Print the data below one line at a time, with nothing changed, added, or left out.

--- Start of DATA FOR THE TASK ---

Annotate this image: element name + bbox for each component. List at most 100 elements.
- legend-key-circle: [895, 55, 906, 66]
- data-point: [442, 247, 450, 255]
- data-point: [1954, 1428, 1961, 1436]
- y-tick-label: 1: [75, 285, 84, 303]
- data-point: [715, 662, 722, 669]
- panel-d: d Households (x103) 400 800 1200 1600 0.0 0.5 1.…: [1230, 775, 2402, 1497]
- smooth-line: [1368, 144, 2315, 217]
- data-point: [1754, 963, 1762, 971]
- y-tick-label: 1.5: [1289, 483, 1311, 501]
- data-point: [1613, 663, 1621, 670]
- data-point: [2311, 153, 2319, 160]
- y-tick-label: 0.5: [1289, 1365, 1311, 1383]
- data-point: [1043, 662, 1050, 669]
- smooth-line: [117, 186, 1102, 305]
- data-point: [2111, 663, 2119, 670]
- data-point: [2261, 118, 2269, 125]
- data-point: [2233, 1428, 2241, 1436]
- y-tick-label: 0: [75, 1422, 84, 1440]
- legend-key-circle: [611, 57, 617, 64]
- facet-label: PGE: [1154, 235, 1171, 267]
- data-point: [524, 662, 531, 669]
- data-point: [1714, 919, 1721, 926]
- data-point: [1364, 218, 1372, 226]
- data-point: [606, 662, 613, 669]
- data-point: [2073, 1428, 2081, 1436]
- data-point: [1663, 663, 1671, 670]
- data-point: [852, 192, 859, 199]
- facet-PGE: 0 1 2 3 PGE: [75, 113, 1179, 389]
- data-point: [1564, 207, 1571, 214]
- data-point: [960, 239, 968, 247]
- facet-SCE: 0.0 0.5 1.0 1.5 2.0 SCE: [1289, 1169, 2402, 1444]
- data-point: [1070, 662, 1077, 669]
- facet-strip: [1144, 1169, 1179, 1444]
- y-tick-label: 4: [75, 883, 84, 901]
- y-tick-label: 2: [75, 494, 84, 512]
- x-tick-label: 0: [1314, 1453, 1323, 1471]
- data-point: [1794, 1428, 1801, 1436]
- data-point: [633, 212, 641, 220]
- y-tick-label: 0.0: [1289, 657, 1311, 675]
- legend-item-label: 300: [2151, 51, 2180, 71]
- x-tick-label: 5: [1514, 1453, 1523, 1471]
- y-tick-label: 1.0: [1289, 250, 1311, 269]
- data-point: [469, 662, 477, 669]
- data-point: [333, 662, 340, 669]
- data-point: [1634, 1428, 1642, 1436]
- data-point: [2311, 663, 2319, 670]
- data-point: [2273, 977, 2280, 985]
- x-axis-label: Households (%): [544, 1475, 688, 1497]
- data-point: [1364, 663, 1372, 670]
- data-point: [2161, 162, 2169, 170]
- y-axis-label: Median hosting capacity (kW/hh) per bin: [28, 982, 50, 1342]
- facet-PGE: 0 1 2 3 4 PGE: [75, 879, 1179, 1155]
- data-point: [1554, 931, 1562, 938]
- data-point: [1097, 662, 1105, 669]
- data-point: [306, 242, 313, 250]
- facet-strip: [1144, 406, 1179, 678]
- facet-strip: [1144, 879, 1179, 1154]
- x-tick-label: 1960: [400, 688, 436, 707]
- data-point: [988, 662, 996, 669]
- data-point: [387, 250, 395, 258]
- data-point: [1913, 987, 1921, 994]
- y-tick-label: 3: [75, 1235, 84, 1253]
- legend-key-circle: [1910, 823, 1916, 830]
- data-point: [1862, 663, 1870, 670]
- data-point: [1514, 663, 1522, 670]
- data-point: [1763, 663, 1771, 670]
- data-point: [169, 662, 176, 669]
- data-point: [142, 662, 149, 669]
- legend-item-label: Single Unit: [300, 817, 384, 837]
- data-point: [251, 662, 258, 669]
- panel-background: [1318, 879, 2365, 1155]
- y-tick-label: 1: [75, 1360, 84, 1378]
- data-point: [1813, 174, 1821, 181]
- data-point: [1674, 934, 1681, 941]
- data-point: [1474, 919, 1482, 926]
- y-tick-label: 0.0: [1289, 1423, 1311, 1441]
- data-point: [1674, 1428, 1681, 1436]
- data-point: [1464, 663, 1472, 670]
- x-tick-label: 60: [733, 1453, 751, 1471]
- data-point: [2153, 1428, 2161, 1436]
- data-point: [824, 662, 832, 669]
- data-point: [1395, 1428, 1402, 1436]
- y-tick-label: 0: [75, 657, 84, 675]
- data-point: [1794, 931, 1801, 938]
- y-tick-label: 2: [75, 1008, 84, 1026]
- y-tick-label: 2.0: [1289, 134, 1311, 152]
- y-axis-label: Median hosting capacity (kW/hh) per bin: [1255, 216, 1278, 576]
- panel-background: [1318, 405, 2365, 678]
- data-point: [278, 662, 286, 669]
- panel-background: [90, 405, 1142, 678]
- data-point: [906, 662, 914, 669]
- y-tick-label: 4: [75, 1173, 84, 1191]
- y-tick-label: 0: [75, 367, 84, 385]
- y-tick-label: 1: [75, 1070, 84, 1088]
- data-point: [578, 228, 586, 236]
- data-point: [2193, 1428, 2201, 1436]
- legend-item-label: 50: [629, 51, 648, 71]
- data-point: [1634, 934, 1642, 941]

--- End of DATA FOR THE TASK ---

=== ANSWER IN FULL ===
Annotate this image: element name + bbox for each component. List at most 100 elements.
- legend-key-circle: [895, 55, 906, 66]
- data-point: [442, 247, 450, 255]
- data-point: [1954, 1428, 1961, 1436]
- y-tick-label: 1: [75, 285, 84, 303]
- data-point: [715, 662, 722, 669]
- panel-d: d Households (x103) 400 800 1200 1600 0.0 0.5 1.…: [1230, 775, 2402, 1497]
- smooth-line: [1368, 144, 2315, 217]
- data-point: [1754, 963, 1762, 971]
- y-tick-label: 1.5: [1289, 483, 1311, 501]
- data-point: [1613, 663, 1621, 670]
- data-point: [2311, 153, 2319, 160]
- y-tick-label: 0.5: [1289, 1365, 1311, 1383]
- data-point: [1043, 662, 1050, 669]
- smooth-line: [117, 186, 1102, 305]
- data-point: [2111, 663, 2119, 670]
- data-point: [2261, 118, 2269, 125]
- data-point: [2233, 1428, 2241, 1436]
- y-tick-label: 0: [75, 1422, 84, 1440]
- legend-key-circle: [611, 57, 617, 64]
- facet-label: PGE: [1154, 235, 1171, 267]
- data-point: [524, 662, 531, 669]
- data-point: [1714, 919, 1721, 926]
- data-point: [1364, 218, 1372, 226]
- data-point: [606, 662, 613, 669]
- data-point: [2073, 1428, 2081, 1436]
- data-point: [1663, 663, 1671, 670]
- data-point: [852, 192, 859, 199]
- facet-PGE: 0 1 2 3 PGE: [75, 113, 1179, 389]
- data-point: [1564, 207, 1571, 214]
- data-point: [960, 239, 968, 247]
- facet-SCE: 0.0 0.5 1.0 1.5 2.0 SCE: [1289, 1169, 2402, 1444]
- data-point: [1070, 662, 1077, 669]
- facet-strip: [1144, 1169, 1179, 1444]
- y-tick-label: 4: [75, 883, 84, 901]
- y-tick-label: 2: [75, 494, 84, 512]
- x-tick-label: 0: [1314, 1453, 1323, 1471]
- data-point: [1794, 1428, 1801, 1436]
- data-point: [633, 212, 641, 220]
- y-tick-label: 0.0: [1289, 657, 1311, 675]
- legend-item-label: 300: [2151, 51, 2180, 71]
- x-tick-label: 5: [1514, 1453, 1523, 1471]
- y-tick-label: 1.0: [1289, 250, 1311, 269]
- data-point: [469, 662, 477, 669]
- data-point: [333, 662, 340, 669]
- data-point: [1634, 1428, 1642, 1436]
- data-point: [2311, 663, 2319, 670]
- data-point: [2273, 977, 2280, 985]
- x-axis-label: Households (%): [544, 1475, 688, 1497]
- data-point: [1364, 663, 1372, 670]
- data-point: [2161, 162, 2169, 170]
- y-axis-label: Median hosting capacity (kW/hh) per bin: [28, 982, 50, 1342]
- facet-PGE: 0 1 2 3 4 PGE: [75, 879, 1179, 1155]
- data-point: [1554, 931, 1562, 938]
- data-point: [1097, 662, 1105, 669]
- data-point: [306, 242, 313, 250]
- facet-strip: [1144, 406, 1179, 678]
- facet-strip: [1144, 879, 1179, 1154]
- x-tick-label: 1960: [400, 688, 436, 707]
- data-point: [988, 662, 996, 669]
- data-point: [387, 250, 395, 258]
- data-point: [1913, 987, 1921, 994]
- y-tick-label: 3: [75, 1235, 84, 1253]
- legend-key-circle: [1910, 823, 1916, 830]
- data-point: [1862, 663, 1870, 670]
- data-point: [1514, 663, 1522, 670]
- data-point: [1763, 663, 1771, 670]
- data-point: [169, 662, 176, 669]
- data-point: [142, 662, 149, 669]
- legend-item-label: Single Unit: [300, 817, 384, 837]
- data-point: [251, 662, 258, 669]
- panel-background: [1318, 879, 2365, 1155]
- y-tick-label: 1: [75, 1360, 84, 1378]
- data-point: [1813, 174, 1821, 181]
- data-point: [1674, 934, 1681, 941]
- data-point: [1474, 919, 1482, 926]
- y-tick-label: 0.0: [1289, 1423, 1311, 1441]
- data-point: [1674, 1428, 1681, 1436]
- data-point: [1464, 663, 1472, 670]
- x-tick-label: 60: [733, 1453, 751, 1471]
- data-point: [2153, 1428, 2161, 1436]
- data-point: [824, 662, 832, 669]
- data-point: [1395, 1428, 1402, 1436]
- y-tick-label: 0: [75, 657, 84, 675]
- data-point: [1794, 931, 1801, 938]
- y-tick-label: 2: [75, 1008, 84, 1026]
- y-tick-label: 2.0: [1289, 134, 1311, 152]
- y-axis-label: Median hosting capacity (kW/hh) per bin: [1255, 216, 1278, 576]
- panel-background: [1318, 405, 2365, 678]
- data-point: [278, 662, 286, 669]
- panel-background: [90, 405, 1142, 678]
- data-point: [906, 662, 914, 669]
- y-tick-label: 4: [75, 1173, 84, 1191]
- y-tick-label: 0: [75, 367, 84, 385]
- y-tick-label: 1: [75, 1070, 84, 1088]
- data-point: [578, 228, 586, 236]
- data-point: [2193, 1428, 2201, 1436]
- legend-item-label: 50: [629, 51, 648, 71]
- data-point: [1634, 934, 1642, 941]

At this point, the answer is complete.